PROMPT:
Transcribe the lines below verbatim, skipping the images.

PROVIDED DATA:
● ● ●

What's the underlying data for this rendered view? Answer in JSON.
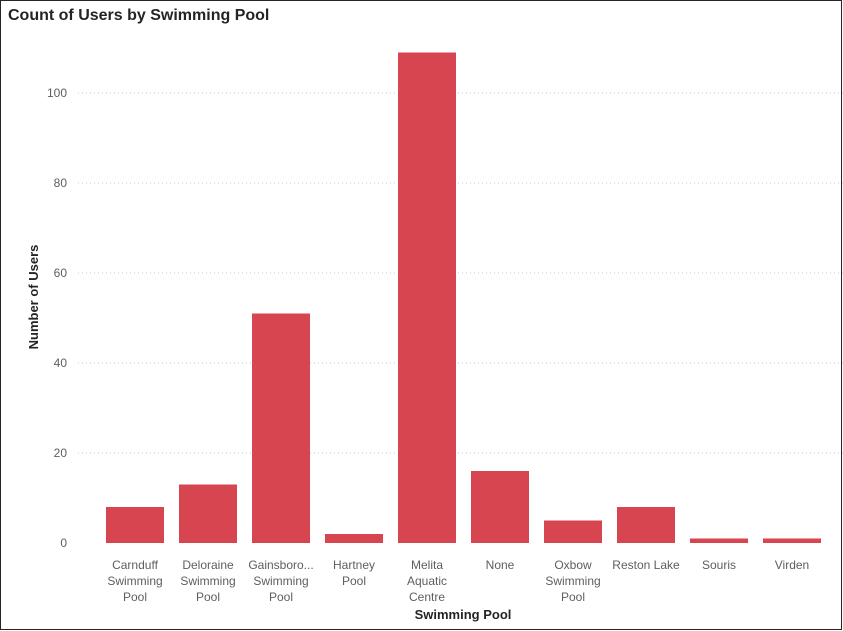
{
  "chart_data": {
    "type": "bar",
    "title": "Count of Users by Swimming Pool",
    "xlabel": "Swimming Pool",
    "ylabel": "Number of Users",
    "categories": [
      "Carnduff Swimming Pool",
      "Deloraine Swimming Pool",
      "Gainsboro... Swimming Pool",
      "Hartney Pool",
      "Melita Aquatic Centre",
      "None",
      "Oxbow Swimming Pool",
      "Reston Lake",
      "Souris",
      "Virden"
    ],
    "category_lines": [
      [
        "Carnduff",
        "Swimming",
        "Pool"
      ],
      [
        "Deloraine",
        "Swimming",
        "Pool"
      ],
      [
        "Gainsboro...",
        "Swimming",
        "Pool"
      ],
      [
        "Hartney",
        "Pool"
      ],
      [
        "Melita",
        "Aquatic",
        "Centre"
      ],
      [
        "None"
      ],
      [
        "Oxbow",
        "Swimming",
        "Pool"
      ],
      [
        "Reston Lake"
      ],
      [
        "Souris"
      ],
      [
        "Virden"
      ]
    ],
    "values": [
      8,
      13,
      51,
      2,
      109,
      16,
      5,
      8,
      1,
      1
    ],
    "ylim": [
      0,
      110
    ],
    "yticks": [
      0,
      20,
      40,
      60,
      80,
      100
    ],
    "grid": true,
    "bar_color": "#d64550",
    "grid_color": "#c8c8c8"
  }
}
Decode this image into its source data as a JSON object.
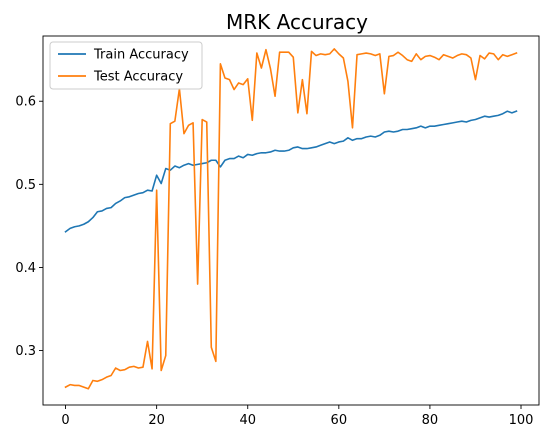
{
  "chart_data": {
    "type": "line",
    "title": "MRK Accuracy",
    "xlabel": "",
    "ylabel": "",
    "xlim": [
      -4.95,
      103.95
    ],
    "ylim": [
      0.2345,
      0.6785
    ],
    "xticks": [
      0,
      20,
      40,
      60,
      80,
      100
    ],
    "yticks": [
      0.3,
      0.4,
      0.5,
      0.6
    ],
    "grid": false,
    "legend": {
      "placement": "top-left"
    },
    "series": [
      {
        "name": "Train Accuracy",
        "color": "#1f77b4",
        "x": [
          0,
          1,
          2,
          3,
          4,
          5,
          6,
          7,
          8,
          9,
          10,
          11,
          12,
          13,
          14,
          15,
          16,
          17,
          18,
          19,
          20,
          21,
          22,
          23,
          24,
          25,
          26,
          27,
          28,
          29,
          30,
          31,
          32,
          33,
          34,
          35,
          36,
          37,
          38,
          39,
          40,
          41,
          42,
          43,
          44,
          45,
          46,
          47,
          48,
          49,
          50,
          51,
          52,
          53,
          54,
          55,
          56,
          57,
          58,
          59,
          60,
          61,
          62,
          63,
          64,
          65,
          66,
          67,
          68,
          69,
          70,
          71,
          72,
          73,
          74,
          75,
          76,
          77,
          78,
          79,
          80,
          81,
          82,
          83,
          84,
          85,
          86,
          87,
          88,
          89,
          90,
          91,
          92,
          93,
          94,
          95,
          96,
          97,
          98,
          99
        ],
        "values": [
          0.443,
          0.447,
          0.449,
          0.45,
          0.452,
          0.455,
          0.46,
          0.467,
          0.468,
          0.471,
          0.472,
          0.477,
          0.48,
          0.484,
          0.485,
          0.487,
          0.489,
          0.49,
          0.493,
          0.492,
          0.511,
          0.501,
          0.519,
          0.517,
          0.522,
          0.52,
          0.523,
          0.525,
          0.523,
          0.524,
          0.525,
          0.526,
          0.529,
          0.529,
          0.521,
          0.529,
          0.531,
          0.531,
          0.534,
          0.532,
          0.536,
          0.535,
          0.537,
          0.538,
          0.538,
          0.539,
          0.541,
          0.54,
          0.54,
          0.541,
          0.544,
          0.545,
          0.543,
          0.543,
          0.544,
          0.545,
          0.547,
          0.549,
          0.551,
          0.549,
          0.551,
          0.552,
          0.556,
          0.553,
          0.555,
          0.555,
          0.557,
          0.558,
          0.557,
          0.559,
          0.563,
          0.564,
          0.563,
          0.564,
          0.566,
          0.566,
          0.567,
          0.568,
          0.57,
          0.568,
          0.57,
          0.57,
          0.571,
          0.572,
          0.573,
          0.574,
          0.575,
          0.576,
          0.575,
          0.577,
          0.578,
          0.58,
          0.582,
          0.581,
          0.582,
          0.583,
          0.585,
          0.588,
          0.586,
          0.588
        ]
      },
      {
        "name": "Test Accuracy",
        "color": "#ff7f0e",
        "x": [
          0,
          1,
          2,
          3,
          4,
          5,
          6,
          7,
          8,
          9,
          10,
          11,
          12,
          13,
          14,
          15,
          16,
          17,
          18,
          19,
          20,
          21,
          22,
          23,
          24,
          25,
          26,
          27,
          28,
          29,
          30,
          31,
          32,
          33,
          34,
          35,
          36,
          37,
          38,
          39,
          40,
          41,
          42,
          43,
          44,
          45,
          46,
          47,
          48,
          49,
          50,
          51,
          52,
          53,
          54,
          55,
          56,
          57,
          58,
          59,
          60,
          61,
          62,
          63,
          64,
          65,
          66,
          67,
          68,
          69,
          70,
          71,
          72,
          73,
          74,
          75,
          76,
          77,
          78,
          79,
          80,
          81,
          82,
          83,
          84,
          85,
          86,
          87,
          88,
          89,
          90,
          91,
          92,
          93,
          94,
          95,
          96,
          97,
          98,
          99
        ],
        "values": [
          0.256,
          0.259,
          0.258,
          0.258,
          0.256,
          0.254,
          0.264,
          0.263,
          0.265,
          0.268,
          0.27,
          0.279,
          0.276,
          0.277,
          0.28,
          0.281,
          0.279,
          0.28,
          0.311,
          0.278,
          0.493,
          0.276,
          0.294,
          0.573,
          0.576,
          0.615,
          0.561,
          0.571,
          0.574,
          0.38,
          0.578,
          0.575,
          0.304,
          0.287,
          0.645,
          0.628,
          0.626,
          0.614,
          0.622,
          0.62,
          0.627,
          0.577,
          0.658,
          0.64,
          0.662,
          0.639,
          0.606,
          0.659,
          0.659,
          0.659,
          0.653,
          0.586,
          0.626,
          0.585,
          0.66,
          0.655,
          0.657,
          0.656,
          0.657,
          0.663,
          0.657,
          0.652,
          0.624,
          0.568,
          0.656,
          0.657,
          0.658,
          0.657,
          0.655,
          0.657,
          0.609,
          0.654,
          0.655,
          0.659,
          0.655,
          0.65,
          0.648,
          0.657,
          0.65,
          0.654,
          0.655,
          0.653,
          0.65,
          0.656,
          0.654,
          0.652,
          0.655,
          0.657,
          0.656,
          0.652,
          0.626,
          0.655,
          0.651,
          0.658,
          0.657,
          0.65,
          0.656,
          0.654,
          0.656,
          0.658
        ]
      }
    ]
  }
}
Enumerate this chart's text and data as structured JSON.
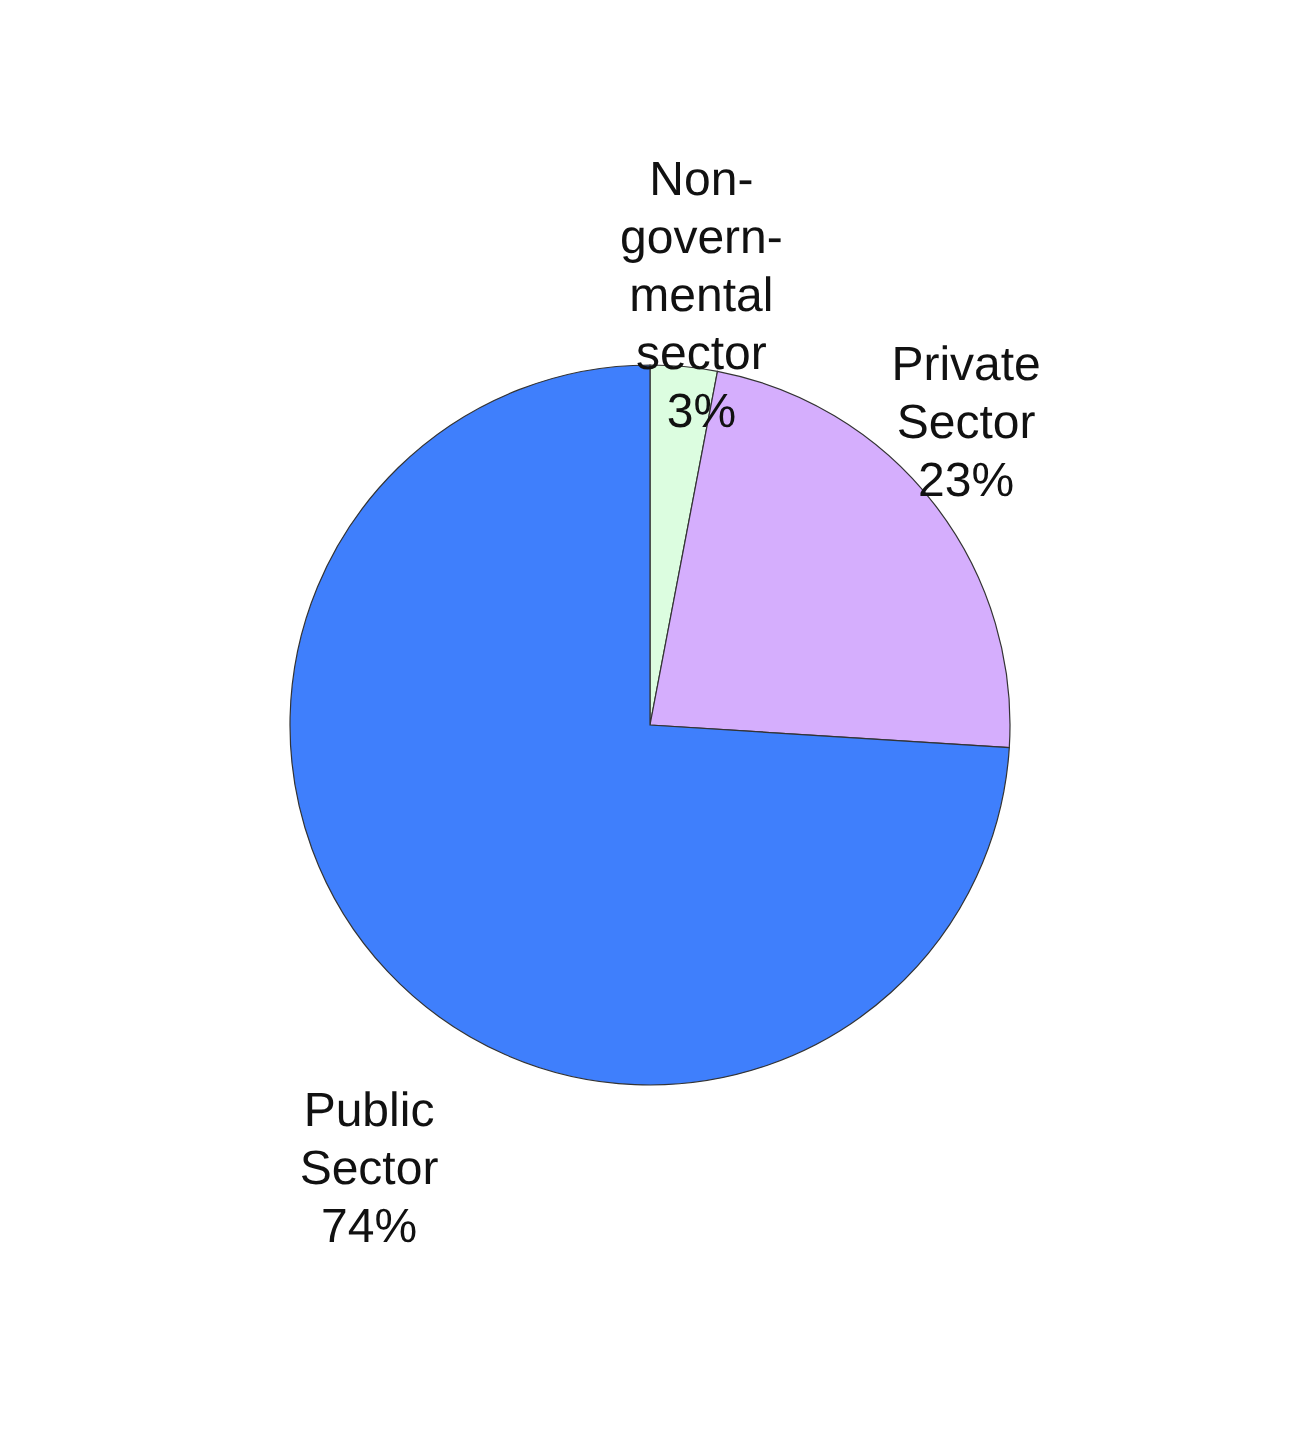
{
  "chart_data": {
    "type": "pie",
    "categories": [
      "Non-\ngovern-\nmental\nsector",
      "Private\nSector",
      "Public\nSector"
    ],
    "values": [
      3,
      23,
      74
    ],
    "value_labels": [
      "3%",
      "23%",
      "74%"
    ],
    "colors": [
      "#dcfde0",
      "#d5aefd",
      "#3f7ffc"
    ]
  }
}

● ● ●

CORRECT OUTPUT:
What's the underlying data for this rendered view? Answer in JSON.
{
  "chart_data": {
    "type": "bar",
    "title": "Count of Users by Swimming Pool",
    "xlabel": "Swimming Pool",
    "ylabel": "Number of Users",
    "categories": [
      "Carnduff Swimming Pool",
      "Deloraine Swimming Pool",
      "Gainsboro... Swimming Pool",
      "Hartney Pool",
      "Melita Aquatic Centre",
      "None",
      "Oxbow Swimming Pool",
      "Reston Lake",
      "Souris",
      "Virden"
    ],
    "category_lines": [
      [
        "Carnduff",
        "Swimming",
        "Pool"
      ],
      [
        "Deloraine",
        "Swimming",
        "Pool"
      ],
      [
        "Gainsboro...",
        "Swimming",
        "Pool"
      ],
      [
        "Hartney",
        "Pool"
      ],
      [
        "Melita",
        "Aquatic",
        "Centre"
      ],
      [
        "None"
      ],
      [
        "Oxbow",
        "Swimming",
        "Pool"
      ],
      [
        "Reston Lake"
      ],
      [
        "Souris"
      ],
      [
        "Virden"
      ]
    ],
    "values": [
      8,
      13,
      51,
      2,
      109,
      16,
      5,
      8,
      1,
      1
    ],
    "ylim": [
      0,
      110
    ],
    "yticks": [
      0,
      20,
      40,
      60,
      80,
      100
    ],
    "grid": true,
    "bar_color": "#d64550",
    "grid_color": "#c8c8c8"
  }
}
Decode this image into its source data as a JSON object.
{
  "chart_data": {
    "type": "line",
    "title": "MRK Accuracy",
    "xlabel": "",
    "ylabel": "",
    "xlim": [
      -4.95,
      103.95
    ],
    "ylim": [
      0.2345,
      0.6785
    ],
    "xticks": [
      0,
      20,
      40,
      60,
      80,
      100
    ],
    "yticks": [
      0.3,
      0.4,
      0.5,
      0.6
    ],
    "grid": false,
    "legend": {
      "placement": "top-left"
    },
    "series": [
      {
        "name": "Train Accuracy",
        "color": "#1f77b4",
        "x": [
          0,
          1,
          2,
          3,
          4,
          5,
          6,
          7,
          8,
          9,
          10,
          11,
          12,
          13,
          14,
          15,
          16,
          17,
          18,
          19,
          20,
          21,
          22,
          23,
          24,
          25,
          26,
          27,
          28,
          29,
          30,
          31,
          32,
          33,
          34,
          35,
          36,
          37,
          38,
          39,
          40,
          41,
          42,
          43,
          44,
          45,
          46,
          47,
          48,
          49,
          50,
          51,
          52,
          53,
          54,
          55,
          56,
          57,
          58,
          59,
          60,
          61,
          62,
          63,
          64,
          65,
          66,
          67,
          68,
          69,
          70,
          71,
          72,
          73,
          74,
          75,
          76,
          77,
          78,
          79,
          80,
          81,
          82,
          83,
          84,
          85,
          86,
          87,
          88,
          89,
          90,
          91,
          92,
          93,
          94,
          95,
          96,
          97,
          98,
          99
        ],
        "values": [
          0.443,
          0.447,
          0.449,
          0.45,
          0.452,
          0.455,
          0.46,
          0.467,
          0.468,
          0.471,
          0.472,
          0.477,
          0.48,
          0.484,
          0.485,
          0.487,
          0.489,
          0.49,
          0.493,
          0.492,
          0.511,
          0.501,
          0.519,
          0.517,
          0.522,
          0.52,
          0.523,
          0.525,
          0.523,
          0.524,
          0.525,
          0.526,
          0.529,
          0.529,
          0.521,
          0.529,
          0.531,
          0.531,
          0.534,
          0.532,
          0.536,
          0.535,
          0.537,
          0.538,
          0.538,
          0.539,
          0.541,
          0.54,
          0.54,
          0.541,
          0.544,
          0.545,
          0.543,
          0.543,
          0.544,
          0.545,
          0.547,
          0.549,
          0.551,
          0.549,
          0.551,
          0.552,
          0.556,
          0.553,
          0.555,
          0.555,
          0.557,
          0.558,
          0.557,
          0.559,
          0.563,
          0.564,
          0.563,
          0.564,
          0.566,
          0.566,
          0.567,
          0.568,
          0.57,
          0.568,
          0.57,
          0.57,
          0.571,
          0.572,
          0.573,
          0.574,
          0.575,
          0.576,
          0.575,
          0.577,
          0.578,
          0.58,
          0.582,
          0.581,
          0.582,
          0.583,
          0.585,
          0.588,
          0.586,
          0.588
        ]
      },
      {
        "name": "Test Accuracy",
        "color": "#ff7f0e",
        "x": [
          0,
          1,
          2,
          3,
          4,
          5,
          6,
          7,
          8,
          9,
          10,
          11,
          12,
          13,
          14,
          15,
          16,
          17,
          18,
          19,
          20,
          21,
          22,
          23,
          24,
          25,
          26,
          27,
          28,
          29,
          30,
          31,
          32,
          33,
          34,
          35,
          36,
          37,
          38,
          39,
          40,
          41,
          42,
          43,
          44,
          45,
          46,
          47,
          48,
          49,
          50,
          51,
          52,
          53,
          54,
          55,
          56,
          57,
          58,
          59,
          60,
          61,
          62,
          63,
          64,
          65,
          66,
          67,
          68,
          69,
          70,
          71,
          72,
          73,
          74,
          75,
          76,
          77,
          78,
          79,
          80,
          81,
          82,
          83,
          84,
          85,
          86,
          87,
          88,
          89,
          90,
          91,
          92,
          93,
          94,
          95,
          96,
          97,
          98,
          99
        ],
        "values": [
          0.256,
          0.259,
          0.258,
          0.258,
          0.256,
          0.254,
          0.264,
          0.263,
          0.265,
          0.268,
          0.27,
          0.279,
          0.276,
          0.277,
          0.28,
          0.281,
          0.279,
          0.28,
          0.311,
          0.278,
          0.493,
          0.276,
          0.294,
          0.573,
          0.576,
          0.615,
          0.561,
          0.571,
          0.574,
          0.38,
          0.578,
          0.575,
          0.304,
          0.287,
          0.645,
          0.628,
          0.626,
          0.614,
          0.622,
          0.62,
          0.627,
          0.577,
          0.658,
          0.64,
          0.662,
          0.639,
          0.606,
          0.659,
          0.659,
          0.659,
          0.653,
          0.586,
          0.626,
          0.585,
          0.66,
          0.655,
          0.657,
          0.656,
          0.657,
          0.663,
          0.657,
          0.652,
          0.624,
          0.568,
          0.656,
          0.657,
          0.658,
          0.657,
          0.655,
          0.657,
          0.609,
          0.654,
          0.655,
          0.659,
          0.655,
          0.65,
          0.648,
          0.657,
          0.65,
          0.654,
          0.655,
          0.653,
          0.65,
          0.656,
          0.654,
          0.652,
          0.655,
          0.657,
          0.656,
          0.652,
          0.626,
          0.655,
          0.651,
          0.658,
          0.657,
          0.65,
          0.656,
          0.654,
          0.656,
          0.658
        ]
      }
    ]
  }
}
Enumerate this chart's text and data as structured JSON.
{
  "chart_data": {
    "type": "pie",
    "categories": [
      "Non-\ngovern-\nmental\nsector",
      "Private\nSector",
      "Public\nSector"
    ],
    "values": [
      3,
      23,
      74
    ],
    "value_labels": [
      "3%",
      "23%",
      "74%"
    ],
    "colors": [
      "#dcfde0",
      "#d5aefd",
      "#3f7ffc"
    ]
  }
}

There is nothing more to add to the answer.